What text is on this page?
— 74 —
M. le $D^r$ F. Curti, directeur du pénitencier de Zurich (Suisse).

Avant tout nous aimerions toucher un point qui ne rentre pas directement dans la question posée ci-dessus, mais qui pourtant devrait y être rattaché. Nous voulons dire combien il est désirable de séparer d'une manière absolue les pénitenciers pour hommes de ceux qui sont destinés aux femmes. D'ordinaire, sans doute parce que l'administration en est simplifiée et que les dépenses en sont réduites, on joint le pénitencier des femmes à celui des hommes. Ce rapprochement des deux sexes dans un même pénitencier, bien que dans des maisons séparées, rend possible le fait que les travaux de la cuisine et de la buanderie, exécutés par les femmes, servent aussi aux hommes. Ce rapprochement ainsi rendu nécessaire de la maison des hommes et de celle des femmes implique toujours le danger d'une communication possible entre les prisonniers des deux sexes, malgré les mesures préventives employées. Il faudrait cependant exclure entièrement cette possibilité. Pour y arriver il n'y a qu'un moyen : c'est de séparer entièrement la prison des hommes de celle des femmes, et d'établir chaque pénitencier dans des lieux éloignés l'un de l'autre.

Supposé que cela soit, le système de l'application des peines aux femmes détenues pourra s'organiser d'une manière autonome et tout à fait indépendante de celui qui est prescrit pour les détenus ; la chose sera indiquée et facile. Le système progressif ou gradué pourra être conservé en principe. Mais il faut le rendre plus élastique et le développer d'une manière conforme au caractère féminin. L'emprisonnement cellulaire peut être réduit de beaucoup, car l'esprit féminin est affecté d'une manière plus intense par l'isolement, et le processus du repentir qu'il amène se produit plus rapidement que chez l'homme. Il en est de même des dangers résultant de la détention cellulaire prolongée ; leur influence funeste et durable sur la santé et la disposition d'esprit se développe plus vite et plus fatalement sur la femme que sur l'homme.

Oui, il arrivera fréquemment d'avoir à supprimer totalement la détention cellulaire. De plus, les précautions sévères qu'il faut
════
Your goal: Every line above should be printed again exactly as it stands.

In response:
What text is on this page?
— 74 —
M. le $D^r$ F. Curti, directeur du pénitencier de Zurich (Suisse).

Avant tout nous aimerions toucher un point qui ne rentre pas directement dans la question posée ci-dessus, mais qui pourtant devrait y être rattaché. Nous voulons dire combien il est désirable de séparer d'une manière absolue les pénitenciers pour hommes de ceux qui sont destinés aux femmes. D'ordinaire, sans doute parce que l'administration en est simplifiée et que les dépenses en sont réduites, on joint le pénitencier des femmes à celui des hommes. Ce rapprochement des deux sexes dans un même pénitencier, bien que dans des maisons séparées, rend possible le fait que les travaux de la cuisine et de la buanderie, exécutés par les femmes, servent aussi aux hommes. Ce rapprochement ainsi rendu nécessaire de la maison des hommes et de celle des femmes implique toujours le danger d'une communication possible entre les prisonniers des deux sexes, malgré les mesures préventives employées. Il faudrait cependant exclure entièrement cette possibilité. Pour y arriver il n'y a qu'un moyen : c'est de séparer entièrement la prison des hommes de celle des femmes, et d'établir chaque pénitencier dans des lieux éloignés l'un de l'autre.

Supposé que cela soit, le système de l'application des peines aux femmes détenues pourra s'organiser d'une manière autonome et tout à fait indépendante de celui qui est prescrit pour les détenus ; la chose sera indiquée et facile. Le système progressif ou gradué pourra être conservé en principe. Mais il faut le rendre plus élastique et le développer d'une manière conforme au caractère féminin. L'emprisonnement cellulaire peut être réduit de beaucoup, car l'esprit féminin est affecté d'une manière plus intense par l'isolement, et le processus du repentir qu'il amène se produit plus rapidement que chez l'homme. Il en est de même des dangers résultant de la détention cellulaire prolongée ; leur influence funeste et durable sur la santé et la disposition d'esprit se développe plus vite et plus fatalement sur la femme que sur l'homme.

Oui, il arrivera fréquemment d'avoir à supprimer totalement la détention cellulaire. De plus, les précautions sévères qu'il faut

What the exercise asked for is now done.